#### [Given exercise]
Copy out the listing exactly.
──────── Exercise inputs ────────
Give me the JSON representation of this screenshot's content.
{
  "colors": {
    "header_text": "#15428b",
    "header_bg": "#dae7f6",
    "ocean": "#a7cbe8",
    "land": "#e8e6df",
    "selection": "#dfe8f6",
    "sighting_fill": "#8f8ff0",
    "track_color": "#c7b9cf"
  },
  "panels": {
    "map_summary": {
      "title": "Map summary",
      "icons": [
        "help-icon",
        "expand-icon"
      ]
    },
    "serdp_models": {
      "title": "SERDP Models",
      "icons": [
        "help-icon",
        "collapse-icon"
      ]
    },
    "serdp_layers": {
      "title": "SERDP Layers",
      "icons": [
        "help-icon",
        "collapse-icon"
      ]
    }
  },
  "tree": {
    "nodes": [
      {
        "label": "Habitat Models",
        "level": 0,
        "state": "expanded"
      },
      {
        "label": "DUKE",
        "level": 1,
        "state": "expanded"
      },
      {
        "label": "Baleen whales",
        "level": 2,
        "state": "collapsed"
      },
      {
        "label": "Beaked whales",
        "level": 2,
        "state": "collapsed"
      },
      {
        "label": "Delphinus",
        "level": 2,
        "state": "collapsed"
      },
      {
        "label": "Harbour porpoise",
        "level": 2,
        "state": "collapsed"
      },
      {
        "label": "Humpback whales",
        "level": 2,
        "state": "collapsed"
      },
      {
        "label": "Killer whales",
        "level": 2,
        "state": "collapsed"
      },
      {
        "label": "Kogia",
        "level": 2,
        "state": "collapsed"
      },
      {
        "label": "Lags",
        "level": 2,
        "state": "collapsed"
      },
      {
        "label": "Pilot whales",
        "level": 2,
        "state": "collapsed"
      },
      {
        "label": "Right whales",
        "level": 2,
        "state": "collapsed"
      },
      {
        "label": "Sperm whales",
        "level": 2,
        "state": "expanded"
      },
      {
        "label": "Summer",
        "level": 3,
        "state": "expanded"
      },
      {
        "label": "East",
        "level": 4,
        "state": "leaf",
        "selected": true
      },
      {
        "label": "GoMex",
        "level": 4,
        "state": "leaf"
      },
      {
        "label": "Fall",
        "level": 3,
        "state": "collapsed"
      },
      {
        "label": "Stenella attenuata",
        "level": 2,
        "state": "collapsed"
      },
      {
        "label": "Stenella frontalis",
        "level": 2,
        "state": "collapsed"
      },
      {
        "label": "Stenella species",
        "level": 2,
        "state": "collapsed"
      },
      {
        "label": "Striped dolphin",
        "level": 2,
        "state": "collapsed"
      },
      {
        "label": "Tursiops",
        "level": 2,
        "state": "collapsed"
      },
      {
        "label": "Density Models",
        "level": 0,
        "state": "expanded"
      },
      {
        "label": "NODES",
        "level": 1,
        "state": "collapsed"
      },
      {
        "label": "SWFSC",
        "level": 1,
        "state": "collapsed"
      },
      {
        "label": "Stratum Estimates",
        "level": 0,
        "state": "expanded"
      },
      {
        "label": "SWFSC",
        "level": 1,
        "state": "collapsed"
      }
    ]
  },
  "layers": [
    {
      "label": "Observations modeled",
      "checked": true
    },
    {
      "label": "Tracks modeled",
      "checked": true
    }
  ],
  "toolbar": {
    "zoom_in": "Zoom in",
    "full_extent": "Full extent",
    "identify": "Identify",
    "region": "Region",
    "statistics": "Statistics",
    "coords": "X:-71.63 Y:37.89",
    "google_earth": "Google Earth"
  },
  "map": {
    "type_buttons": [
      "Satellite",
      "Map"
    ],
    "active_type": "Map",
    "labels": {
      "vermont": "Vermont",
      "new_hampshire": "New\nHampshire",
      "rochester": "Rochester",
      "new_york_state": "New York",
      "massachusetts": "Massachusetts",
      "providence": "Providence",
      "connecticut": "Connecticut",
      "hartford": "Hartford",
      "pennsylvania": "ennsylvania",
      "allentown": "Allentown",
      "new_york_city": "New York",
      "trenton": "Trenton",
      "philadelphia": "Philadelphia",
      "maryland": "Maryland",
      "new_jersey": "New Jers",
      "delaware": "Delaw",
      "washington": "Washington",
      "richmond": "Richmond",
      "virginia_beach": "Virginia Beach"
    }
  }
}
────────
#### [Problem solution]
Give me the JSON representation of this screenshot's content.
{
  "colors": {
    "header_text": "#15428b",
    "header_bg": "#dae7f6",
    "ocean": "#a7cbe8",
    "land": "#e8e6df",
    "selection": "#dfe8f6",
    "sighting_fill": "#8f8ff0",
    "track_color": "#c7b9cf"
  },
  "panels": {
    "map_summary": {
      "title": "Map summary",
      "icons": [
        "help-icon",
        "expand-icon"
      ]
    },
    "serdp_models": {
      "title": "SERDP Models",
      "icons": [
        "help-icon",
        "collapse-icon"
      ]
    },
    "serdp_layers": {
      "title": "SERDP Layers",
      "icons": [
        "help-icon",
        "collapse-icon"
      ]
    }
  },
  "tree": {
    "nodes": [
      {
        "label": "Habitat Models",
        "level": 0,
        "state": "expanded"
      },
      {
        "label": "DUKE",
        "level": 1,
        "state": "expanded"
      },
      {
        "label": "Baleen whales",
        "level": 2,
        "state": "collapsed"
      },
      {
        "label": "Beaked whales",
        "level": 2,
        "state": "collapsed"
      },
      {
        "label": "Delphinus",
        "level": 2,
        "state": "collapsed"
      },
      {
        "label": "Harbour porpoise",
        "level": 2,
        "state": "collapsed"
      },
      {
        "label": "Humpback whales",
        "level": 2,
        "state": "collapsed"
      },
      {
        "label": "Killer whales",
        "level": 2,
        "state": "collapsed"
      },
      {
        "label": "Kogia",
        "level": 2,
        "state": "collapsed"
      },
      {
        "label": "Lags",
        "level": 2,
        "state": "collapsed"
      },
      {
        "label": "Pilot whales",
        "level": 2,
        "state": "collapsed"
      },
      {
        "label": "Right whales",
        "level": 2,
        "state": "collapsed"
      },
      {
        "label": "Sperm whales",
        "level": 2,
        "state": "expanded"
      },
      {
        "label": "Summer",
        "level": 3,
        "state": "expanded"
      },
      {
        "label": "East",
        "level": 4,
        "state": "leaf",
        "selected": true
      },
      {
        "label": "GoMex",
        "level": 4,
        "state": "leaf"
      },
      {
        "label": "Fall",
        "level": 3,
        "state": "collapsed"
      },
      {
        "label": "Stenella attenuata",
        "level": 2,
        "state": "collapsed"
      },
      {
        "label": "Stenella frontalis",
        "level": 2,
        "state": "collapsed"
      },
      {
        "label": "Stenella species",
        "level": 2,
        "state": "collapsed"
      },
      {
        "label": "Striped dolphin",
        "level": 2,
        "state": "collapsed"
      },
      {
        "label": "Tursiops",
        "level": 2,
        "state": "collapsed"
      },
      {
        "label": "Density Models",
        "level": 0,
        "state": "expanded"
      },
      {
        "label": "NODES",
        "level": 1,
        "state": "collapsed"
      },
      {
        "label": "SWFSC",
        "level": 1,
        "state": "collapsed"
      },
      {
        "label": "Stratum Estimates",
        "level": 0,
        "state": "expanded"
      },
      {
        "label": "SWFSC",
        "level": 1,
        "state": "collapsed"
      }
    ]
  },
  "layers": [
    {
      "label": "Observations modeled",
      "checked": true
    },
    {
      "label": "Tracks modeled",
      "checked": true
    }
  ],
  "toolbar": {
    "zoom_in": "Zoom in",
    "full_extent": "Full extent",
    "identify": "Identify",
    "region": "Region",
    "statistics": "Statistics",
    "coords": "X:-71.63 Y:37.89",
    "google_earth": "Google Earth"
  },
  "map": {
    "type_buttons": [
      "Satellite",
      "Map"
    ],
    "active_type": "Map",
    "labels": {
      "vermont": "Vermont",
      "new_hampshire": "New\nHampshire",
      "rochester": "Rochester",
      "new_york_state": "New York",
      "massachusetts": "Massachusetts",
      "providence": "Providence",
      "connecticut": "Connecticut",
      "hartford": "Hartford",
      "pennsylvania": "ennsylvania",
      "allentown": "Allentown",
      "new_york_city": "New York",
      "trenton": "Trenton",
      "philadelphia": "Philadelphia",
      "maryland": "Maryland",
      "new_jersey": "New Jers",
      "delaware": "Delaw",
      "washington": "Washington",
      "richmond": "Richmond",
      "virginia_beach": "Virginia Beach"
    }
  }
}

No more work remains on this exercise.